AIM OF THE EXERCISE: Copy out the items below verbatim, starting at the first line and ending at the line that contains "episode-count: 63集 [56, 494, 91, 512]", with both of those lines included.
* * *
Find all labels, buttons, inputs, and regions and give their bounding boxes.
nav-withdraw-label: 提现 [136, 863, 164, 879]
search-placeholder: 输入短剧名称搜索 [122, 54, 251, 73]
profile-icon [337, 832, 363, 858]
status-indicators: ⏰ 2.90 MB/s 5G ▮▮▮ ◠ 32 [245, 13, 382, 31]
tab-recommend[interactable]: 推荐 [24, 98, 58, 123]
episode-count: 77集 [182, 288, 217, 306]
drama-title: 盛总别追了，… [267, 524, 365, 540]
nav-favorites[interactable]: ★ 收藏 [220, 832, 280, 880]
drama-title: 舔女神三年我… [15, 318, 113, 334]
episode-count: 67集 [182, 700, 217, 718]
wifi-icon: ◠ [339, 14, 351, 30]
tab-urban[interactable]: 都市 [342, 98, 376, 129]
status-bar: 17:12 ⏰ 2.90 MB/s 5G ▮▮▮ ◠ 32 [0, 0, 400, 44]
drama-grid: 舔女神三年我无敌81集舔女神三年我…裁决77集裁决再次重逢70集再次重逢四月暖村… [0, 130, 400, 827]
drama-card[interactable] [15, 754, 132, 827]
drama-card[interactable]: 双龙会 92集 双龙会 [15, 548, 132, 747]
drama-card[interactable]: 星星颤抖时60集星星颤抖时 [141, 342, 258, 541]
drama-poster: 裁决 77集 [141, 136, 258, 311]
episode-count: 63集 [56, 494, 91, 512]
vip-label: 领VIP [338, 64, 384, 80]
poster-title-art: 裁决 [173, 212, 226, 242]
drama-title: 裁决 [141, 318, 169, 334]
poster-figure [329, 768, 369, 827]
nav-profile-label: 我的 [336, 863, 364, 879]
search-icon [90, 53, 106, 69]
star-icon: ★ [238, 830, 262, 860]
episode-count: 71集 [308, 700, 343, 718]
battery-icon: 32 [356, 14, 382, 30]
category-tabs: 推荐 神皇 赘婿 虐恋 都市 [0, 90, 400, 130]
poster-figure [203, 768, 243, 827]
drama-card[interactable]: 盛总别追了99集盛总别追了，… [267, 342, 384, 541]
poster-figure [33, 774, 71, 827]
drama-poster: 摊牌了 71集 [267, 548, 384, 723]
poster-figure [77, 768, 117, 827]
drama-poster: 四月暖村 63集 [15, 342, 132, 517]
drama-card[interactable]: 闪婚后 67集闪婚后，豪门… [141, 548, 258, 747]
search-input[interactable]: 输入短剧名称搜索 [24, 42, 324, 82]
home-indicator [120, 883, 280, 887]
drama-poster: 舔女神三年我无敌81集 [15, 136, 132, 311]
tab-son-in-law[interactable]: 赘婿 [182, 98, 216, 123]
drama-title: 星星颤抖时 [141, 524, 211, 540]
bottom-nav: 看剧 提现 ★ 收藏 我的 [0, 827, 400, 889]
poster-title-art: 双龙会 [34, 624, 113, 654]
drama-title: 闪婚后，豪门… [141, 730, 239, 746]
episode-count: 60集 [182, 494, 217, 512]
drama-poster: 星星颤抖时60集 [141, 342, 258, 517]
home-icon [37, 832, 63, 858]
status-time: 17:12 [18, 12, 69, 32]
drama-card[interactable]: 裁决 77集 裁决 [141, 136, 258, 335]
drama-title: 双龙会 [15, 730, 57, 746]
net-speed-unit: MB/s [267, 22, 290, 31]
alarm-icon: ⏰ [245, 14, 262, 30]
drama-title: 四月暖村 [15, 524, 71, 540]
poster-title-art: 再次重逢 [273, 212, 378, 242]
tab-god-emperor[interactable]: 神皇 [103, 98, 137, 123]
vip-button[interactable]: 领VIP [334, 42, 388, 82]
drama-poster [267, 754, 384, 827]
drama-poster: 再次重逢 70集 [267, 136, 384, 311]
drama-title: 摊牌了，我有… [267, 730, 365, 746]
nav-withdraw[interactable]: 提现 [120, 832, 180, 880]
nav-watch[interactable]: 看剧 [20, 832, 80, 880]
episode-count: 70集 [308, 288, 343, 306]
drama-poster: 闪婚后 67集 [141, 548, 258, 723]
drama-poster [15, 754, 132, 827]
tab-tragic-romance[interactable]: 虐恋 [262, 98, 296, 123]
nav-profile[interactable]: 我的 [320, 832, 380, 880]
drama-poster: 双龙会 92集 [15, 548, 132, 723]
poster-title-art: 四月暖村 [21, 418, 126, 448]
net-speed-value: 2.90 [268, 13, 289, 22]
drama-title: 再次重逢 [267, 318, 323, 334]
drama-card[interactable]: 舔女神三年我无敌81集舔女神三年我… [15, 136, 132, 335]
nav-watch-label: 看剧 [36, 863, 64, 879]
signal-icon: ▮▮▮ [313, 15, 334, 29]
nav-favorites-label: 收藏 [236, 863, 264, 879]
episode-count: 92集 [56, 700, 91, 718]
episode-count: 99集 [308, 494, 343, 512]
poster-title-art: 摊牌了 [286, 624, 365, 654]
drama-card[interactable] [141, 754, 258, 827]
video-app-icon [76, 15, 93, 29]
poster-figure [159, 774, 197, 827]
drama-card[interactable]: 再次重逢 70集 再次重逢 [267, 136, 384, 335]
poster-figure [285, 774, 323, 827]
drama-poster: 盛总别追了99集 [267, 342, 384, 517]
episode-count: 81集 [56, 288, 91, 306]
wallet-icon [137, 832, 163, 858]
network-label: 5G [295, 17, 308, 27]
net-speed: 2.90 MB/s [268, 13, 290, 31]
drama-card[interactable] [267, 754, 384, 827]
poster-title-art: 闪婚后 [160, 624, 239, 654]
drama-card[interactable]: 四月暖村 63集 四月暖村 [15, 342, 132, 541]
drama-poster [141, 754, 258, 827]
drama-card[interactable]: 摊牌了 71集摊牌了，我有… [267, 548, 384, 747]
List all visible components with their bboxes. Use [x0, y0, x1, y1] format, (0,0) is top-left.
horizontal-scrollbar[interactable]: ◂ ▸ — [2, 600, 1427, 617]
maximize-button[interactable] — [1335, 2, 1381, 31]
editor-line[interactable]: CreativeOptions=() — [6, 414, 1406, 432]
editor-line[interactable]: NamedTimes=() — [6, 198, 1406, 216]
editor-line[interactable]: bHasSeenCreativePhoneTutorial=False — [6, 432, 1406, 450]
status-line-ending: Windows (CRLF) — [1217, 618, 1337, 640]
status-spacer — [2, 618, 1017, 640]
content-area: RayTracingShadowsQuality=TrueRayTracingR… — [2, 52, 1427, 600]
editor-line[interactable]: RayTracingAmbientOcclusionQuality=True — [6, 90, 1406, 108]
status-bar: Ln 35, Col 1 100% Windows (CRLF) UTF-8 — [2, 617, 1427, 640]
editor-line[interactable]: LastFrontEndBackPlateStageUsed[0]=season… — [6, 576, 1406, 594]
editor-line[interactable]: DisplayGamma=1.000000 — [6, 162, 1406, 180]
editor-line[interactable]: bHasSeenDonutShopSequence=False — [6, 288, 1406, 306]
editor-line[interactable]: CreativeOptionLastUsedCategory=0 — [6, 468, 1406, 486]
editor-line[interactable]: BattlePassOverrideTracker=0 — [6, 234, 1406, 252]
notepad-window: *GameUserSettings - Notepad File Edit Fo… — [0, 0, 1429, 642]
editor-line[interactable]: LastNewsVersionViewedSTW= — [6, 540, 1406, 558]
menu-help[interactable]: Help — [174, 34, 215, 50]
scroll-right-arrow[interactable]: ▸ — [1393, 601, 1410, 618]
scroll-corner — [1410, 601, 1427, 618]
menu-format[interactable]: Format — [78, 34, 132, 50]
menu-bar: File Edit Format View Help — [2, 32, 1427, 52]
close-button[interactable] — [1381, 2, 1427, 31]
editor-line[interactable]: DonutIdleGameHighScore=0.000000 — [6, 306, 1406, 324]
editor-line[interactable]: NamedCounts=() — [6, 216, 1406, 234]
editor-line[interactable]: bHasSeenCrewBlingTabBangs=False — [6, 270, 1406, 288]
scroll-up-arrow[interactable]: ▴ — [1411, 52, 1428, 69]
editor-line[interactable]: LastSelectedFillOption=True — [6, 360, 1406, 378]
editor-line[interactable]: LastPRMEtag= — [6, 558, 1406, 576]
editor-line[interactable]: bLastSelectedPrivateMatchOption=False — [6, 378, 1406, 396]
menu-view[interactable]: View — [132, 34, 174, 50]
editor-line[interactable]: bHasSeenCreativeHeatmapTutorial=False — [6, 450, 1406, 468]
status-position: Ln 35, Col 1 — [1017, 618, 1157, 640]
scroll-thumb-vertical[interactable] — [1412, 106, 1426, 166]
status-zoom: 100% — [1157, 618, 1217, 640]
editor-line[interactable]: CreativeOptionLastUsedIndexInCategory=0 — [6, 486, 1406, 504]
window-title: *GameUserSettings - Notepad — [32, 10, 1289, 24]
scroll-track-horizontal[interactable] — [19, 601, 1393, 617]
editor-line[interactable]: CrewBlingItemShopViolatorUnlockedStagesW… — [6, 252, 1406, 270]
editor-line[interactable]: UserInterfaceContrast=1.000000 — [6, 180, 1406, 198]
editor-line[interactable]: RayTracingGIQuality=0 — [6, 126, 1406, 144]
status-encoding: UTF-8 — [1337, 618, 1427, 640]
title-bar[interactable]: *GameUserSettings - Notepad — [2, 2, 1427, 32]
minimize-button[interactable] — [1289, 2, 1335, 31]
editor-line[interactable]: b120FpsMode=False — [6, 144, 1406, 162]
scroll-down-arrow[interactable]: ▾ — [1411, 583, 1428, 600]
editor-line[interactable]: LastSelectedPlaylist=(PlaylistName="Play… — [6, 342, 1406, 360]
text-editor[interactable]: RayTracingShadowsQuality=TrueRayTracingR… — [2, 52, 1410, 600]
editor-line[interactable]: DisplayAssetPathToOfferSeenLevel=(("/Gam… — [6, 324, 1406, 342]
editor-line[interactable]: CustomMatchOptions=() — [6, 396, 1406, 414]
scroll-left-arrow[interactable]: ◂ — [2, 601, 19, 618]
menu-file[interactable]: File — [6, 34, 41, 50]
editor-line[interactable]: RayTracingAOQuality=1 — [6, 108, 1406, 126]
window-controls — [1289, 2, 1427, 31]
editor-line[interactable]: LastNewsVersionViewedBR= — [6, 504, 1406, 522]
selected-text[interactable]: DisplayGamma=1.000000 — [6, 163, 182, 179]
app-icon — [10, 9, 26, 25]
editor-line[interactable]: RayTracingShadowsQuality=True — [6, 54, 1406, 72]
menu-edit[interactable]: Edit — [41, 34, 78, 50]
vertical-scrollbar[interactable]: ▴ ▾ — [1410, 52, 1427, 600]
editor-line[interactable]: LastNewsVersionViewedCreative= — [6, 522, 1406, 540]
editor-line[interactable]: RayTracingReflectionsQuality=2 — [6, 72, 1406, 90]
* * *
THE SOLUTION:
Find all labels, buttons, inputs, and regions and give their bounding boxes.
nav-withdraw-label: 提现 [136, 863, 164, 879]
search-placeholder: 输入短剧名称搜索 [122, 54, 251, 73]
profile-icon [337, 832, 363, 858]
status-indicators: ⏰ 2.90 MB/s 5G ▮▮▮ ◠ 32 [245, 13, 382, 31]
tab-recommend[interactable]: 推荐 [24, 98, 58, 123]
episode-count: 77集 [182, 288, 217, 306]
drama-title: 盛总别追了，… [267, 524, 365, 540]
nav-favorites[interactable]: ★ 收藏 [220, 832, 280, 880]
drama-title: 舔女神三年我… [15, 318, 113, 334]
episode-count: 67集 [182, 700, 217, 718]
wifi-icon: ◠ [339, 14, 351, 30]
tab-urban[interactable]: 都市 [342, 98, 376, 129]
status-bar: 17:12 ⏰ 2.90 MB/s 5G ▮▮▮ ◠ 32 [0, 0, 400, 44]
drama-grid: 舔女神三年我无敌81集舔女神三年我…裁决77集裁决再次重逢70集再次重逢四月暖村… [0, 130, 400, 827]
drama-card[interactable] [15, 754, 132, 827]
drama-card[interactable]: 双龙会 92集 双龙会 [15, 548, 132, 747]
drama-card[interactable]: 星星颤抖时60集星星颤抖时 [141, 342, 258, 541]
drama-poster: 裁决 77集 [141, 136, 258, 311]
episode-count: 63集 [56, 494, 91, 512]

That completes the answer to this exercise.